*To be done*:
Repeat every line of the data exactly, but not the pictures.

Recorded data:
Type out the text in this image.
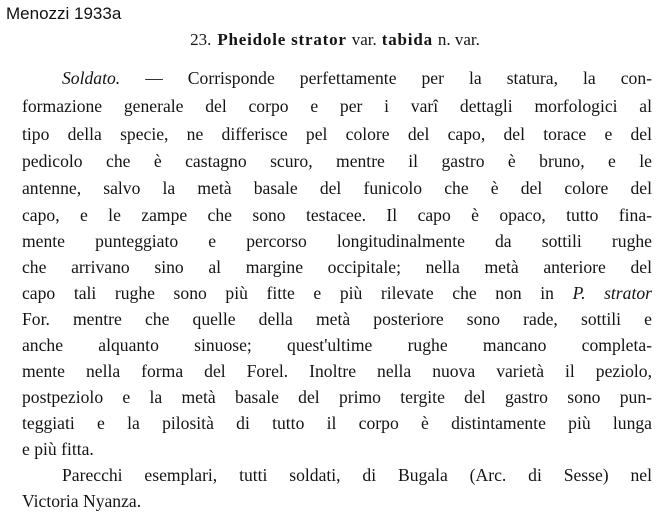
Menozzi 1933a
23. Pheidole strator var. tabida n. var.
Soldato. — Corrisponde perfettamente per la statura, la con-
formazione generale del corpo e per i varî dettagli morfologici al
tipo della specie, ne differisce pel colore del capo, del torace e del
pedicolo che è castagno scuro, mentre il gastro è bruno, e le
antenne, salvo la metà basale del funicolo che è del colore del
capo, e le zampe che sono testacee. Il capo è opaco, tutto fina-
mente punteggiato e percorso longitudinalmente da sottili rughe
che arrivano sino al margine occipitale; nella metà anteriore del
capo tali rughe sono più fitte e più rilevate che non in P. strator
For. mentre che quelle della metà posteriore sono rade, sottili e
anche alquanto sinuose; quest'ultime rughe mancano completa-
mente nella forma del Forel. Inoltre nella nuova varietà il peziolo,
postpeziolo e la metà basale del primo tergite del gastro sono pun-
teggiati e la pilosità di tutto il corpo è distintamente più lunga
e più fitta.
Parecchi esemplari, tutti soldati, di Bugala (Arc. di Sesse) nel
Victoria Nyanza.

*Exercise output*:
Type out the text in this image.
Menozzi 1933a
23. Pheidole strator var. tabida n. var.
Soldato. — Corrisponde perfettamente per la statura, la con-
formazione generale del corpo e per i varî dettagli morfologici al
tipo della specie, ne differisce pel colore del capo, del torace e del
pedicolo che è castagno scuro, mentre il gastro è bruno, e le
antenne, salvo la metà basale del funicolo che è del colore del
capo, e le zampe che sono testacee. Il capo è opaco, tutto fina-
mente punteggiato e percorso longitudinalmente da sottili rughe
che arrivano sino al margine occipitale; nella metà anteriore del
capo tali rughe sono più fitte e più rilevate che non in P. strator
For. mentre che quelle della metà posteriore sono rade, sottili e
anche alquanto sinuose; quest'ultime rughe mancano completa-
mente nella forma del Forel. Inoltre nella nuova varietà il peziolo,
postpeziolo e la metà basale del primo tergite del gastro sono pun-
teggiati e la pilosità di tutto il corpo è distintamente più lunga
e più fitta.
Parecchi esemplari, tutti soldati, di Bugala (Arc. di Sesse) nel
Victoria Nyanza.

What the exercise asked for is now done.